A single number is the answer: the count of lines below that contain "JSON".

Records provided: Begin

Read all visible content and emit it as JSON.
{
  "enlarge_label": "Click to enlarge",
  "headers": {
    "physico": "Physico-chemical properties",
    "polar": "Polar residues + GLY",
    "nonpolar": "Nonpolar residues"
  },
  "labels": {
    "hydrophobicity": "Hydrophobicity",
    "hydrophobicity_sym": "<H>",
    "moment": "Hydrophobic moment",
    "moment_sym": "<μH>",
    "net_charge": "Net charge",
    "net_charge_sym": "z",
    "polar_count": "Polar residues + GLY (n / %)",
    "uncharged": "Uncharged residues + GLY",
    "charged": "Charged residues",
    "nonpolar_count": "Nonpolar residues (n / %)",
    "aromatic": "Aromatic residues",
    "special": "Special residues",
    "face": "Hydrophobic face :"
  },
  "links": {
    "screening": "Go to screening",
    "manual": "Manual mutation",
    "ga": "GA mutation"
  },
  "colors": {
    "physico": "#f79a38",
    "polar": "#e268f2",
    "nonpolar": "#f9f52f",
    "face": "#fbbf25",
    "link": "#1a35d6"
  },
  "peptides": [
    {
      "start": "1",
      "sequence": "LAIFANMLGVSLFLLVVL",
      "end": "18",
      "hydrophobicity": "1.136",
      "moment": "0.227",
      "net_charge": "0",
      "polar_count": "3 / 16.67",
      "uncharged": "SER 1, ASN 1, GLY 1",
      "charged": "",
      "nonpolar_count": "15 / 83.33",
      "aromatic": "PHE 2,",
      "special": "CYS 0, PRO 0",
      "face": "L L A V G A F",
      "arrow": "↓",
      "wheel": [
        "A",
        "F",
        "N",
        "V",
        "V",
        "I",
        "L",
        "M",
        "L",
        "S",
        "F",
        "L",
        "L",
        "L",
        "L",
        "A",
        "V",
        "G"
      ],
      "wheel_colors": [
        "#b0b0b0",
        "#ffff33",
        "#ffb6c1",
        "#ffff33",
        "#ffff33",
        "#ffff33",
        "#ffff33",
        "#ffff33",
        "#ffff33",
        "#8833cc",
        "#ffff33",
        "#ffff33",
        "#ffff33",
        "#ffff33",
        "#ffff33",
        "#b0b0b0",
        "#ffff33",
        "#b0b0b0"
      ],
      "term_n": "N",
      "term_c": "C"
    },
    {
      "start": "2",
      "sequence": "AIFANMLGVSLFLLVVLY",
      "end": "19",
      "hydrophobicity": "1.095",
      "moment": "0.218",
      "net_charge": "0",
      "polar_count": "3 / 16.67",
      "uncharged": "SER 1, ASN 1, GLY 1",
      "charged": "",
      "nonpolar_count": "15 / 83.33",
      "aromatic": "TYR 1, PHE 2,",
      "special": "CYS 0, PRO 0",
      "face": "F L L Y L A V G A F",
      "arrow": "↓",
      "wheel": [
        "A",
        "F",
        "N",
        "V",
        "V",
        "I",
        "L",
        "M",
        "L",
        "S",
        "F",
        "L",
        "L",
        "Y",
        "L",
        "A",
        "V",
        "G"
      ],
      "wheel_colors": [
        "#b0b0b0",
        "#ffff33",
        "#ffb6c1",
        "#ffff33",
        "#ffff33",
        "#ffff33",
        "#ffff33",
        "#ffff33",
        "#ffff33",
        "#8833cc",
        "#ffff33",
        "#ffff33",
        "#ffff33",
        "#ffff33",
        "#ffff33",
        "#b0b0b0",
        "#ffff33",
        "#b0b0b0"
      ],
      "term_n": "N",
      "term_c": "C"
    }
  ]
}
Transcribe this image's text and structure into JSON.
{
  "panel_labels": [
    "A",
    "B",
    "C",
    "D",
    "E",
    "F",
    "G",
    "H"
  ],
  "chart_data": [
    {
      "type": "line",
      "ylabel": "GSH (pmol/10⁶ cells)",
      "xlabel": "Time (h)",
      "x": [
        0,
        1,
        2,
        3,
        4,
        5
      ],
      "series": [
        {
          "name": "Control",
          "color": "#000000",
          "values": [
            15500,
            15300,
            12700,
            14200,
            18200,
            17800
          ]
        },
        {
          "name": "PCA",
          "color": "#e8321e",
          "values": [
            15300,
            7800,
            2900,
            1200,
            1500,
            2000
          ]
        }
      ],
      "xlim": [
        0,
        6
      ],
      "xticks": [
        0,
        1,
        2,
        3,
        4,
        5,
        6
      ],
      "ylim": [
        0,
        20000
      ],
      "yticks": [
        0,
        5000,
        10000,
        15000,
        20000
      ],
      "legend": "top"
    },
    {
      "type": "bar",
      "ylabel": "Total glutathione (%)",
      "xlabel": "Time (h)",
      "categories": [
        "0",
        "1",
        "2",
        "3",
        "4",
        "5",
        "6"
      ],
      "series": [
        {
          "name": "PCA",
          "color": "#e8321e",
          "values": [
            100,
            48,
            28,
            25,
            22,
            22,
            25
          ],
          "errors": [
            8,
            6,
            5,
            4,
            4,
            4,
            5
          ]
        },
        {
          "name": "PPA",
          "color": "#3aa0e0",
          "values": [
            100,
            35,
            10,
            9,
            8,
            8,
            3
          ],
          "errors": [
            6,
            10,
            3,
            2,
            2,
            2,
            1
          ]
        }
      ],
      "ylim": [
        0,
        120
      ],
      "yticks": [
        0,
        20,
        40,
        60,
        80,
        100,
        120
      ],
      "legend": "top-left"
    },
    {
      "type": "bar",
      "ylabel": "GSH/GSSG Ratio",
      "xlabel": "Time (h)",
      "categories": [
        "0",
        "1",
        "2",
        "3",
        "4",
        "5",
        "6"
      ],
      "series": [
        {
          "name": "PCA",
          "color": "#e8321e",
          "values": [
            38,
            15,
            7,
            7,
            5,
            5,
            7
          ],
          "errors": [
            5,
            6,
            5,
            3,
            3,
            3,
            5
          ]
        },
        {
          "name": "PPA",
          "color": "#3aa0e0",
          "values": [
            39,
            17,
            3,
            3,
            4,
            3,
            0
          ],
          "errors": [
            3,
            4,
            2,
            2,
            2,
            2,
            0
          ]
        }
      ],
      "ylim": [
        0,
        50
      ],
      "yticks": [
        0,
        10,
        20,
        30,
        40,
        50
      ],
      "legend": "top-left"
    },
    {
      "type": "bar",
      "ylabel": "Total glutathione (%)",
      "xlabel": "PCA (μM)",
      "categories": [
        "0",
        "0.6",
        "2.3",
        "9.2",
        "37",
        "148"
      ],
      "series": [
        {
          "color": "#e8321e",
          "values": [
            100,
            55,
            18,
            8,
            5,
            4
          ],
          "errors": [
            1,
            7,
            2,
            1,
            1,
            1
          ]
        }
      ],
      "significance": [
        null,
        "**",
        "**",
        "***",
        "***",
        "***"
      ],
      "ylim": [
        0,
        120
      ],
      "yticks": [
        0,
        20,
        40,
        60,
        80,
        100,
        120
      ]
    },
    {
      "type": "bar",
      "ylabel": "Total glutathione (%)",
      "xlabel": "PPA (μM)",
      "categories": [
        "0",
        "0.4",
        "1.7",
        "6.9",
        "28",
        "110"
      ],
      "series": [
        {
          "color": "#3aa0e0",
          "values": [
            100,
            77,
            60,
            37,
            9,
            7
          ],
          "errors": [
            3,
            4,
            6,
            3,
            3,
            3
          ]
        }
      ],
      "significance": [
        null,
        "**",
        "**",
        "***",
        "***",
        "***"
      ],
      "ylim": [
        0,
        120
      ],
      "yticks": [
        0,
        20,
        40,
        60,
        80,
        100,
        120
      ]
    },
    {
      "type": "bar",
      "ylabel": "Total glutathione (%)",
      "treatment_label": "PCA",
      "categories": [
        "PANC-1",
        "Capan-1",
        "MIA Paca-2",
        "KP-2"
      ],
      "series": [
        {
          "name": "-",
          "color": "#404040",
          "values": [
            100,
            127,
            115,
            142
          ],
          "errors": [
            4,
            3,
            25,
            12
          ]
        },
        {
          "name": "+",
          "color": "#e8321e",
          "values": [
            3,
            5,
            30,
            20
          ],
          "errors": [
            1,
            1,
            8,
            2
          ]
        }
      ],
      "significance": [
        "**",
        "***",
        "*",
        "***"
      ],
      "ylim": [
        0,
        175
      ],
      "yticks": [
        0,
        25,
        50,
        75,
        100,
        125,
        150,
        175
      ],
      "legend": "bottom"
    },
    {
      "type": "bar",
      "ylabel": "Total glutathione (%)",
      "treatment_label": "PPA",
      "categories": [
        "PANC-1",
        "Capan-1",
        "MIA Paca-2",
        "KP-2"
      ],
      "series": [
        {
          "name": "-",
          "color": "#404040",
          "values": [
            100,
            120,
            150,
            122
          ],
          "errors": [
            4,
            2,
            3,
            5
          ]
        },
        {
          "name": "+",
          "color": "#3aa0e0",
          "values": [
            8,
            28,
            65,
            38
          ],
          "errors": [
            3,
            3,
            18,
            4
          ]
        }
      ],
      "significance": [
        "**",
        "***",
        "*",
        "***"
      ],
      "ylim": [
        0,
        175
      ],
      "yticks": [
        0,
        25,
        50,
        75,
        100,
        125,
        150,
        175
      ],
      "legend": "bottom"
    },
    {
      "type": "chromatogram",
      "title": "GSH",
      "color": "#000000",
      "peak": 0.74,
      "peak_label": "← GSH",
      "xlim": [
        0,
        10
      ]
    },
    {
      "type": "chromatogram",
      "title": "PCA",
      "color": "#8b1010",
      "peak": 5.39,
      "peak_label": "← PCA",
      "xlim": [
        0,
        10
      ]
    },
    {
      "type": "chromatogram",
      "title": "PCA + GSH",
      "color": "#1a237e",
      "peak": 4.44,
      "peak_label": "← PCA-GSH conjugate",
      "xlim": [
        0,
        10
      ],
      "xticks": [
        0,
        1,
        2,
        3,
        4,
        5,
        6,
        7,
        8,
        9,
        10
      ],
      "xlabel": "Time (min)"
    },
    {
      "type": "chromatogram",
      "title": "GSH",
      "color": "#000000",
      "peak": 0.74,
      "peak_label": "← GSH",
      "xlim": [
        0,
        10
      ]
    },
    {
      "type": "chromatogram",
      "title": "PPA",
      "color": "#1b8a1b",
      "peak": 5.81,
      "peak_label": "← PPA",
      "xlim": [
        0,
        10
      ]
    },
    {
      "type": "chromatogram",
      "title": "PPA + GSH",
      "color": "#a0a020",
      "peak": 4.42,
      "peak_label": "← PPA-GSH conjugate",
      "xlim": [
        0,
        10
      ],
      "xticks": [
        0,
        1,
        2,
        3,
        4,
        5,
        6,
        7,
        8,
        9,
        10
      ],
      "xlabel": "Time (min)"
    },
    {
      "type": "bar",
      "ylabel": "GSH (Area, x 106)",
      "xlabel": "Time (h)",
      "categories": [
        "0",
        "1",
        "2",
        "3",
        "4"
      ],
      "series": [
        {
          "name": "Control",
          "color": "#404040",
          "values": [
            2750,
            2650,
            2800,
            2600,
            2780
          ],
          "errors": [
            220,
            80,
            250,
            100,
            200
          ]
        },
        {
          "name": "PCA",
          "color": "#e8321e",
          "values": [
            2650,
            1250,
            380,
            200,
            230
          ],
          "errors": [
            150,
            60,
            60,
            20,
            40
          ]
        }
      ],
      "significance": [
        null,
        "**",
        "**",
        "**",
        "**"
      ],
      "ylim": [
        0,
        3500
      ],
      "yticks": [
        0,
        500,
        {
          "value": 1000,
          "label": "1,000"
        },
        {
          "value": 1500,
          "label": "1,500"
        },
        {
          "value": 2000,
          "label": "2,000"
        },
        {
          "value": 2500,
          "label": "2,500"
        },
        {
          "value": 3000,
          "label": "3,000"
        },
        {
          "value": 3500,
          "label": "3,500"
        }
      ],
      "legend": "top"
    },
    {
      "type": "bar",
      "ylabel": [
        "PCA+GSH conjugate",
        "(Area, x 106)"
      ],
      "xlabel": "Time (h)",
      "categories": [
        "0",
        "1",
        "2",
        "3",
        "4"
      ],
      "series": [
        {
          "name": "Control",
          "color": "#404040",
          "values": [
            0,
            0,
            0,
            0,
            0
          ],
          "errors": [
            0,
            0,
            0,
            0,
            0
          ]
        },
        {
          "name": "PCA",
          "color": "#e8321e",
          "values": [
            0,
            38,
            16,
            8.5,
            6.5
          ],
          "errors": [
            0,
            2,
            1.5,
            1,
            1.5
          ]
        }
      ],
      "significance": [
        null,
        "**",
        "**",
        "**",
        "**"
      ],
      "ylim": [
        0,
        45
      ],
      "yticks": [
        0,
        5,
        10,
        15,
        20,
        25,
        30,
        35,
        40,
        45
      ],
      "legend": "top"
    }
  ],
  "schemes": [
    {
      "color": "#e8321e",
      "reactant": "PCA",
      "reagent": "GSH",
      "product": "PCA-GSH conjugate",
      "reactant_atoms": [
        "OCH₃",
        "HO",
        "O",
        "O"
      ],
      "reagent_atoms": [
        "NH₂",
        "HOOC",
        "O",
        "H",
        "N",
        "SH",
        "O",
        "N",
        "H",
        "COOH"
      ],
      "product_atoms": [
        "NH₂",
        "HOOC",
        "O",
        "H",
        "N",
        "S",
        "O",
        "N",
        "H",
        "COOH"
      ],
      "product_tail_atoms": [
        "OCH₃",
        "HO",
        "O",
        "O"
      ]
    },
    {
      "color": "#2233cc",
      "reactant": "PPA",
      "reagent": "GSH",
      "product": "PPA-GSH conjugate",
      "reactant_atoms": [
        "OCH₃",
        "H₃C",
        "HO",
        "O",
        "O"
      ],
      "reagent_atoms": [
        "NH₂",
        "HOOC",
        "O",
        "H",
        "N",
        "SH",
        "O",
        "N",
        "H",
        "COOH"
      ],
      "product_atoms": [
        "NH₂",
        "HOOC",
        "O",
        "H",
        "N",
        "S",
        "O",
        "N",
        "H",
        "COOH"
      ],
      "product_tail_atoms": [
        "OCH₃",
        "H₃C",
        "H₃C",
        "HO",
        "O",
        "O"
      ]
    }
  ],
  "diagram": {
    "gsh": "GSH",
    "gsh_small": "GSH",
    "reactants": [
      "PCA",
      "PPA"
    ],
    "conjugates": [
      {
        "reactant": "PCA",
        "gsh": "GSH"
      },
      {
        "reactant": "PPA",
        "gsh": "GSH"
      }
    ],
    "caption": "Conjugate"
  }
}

Records provided: End

◆ Written answer
2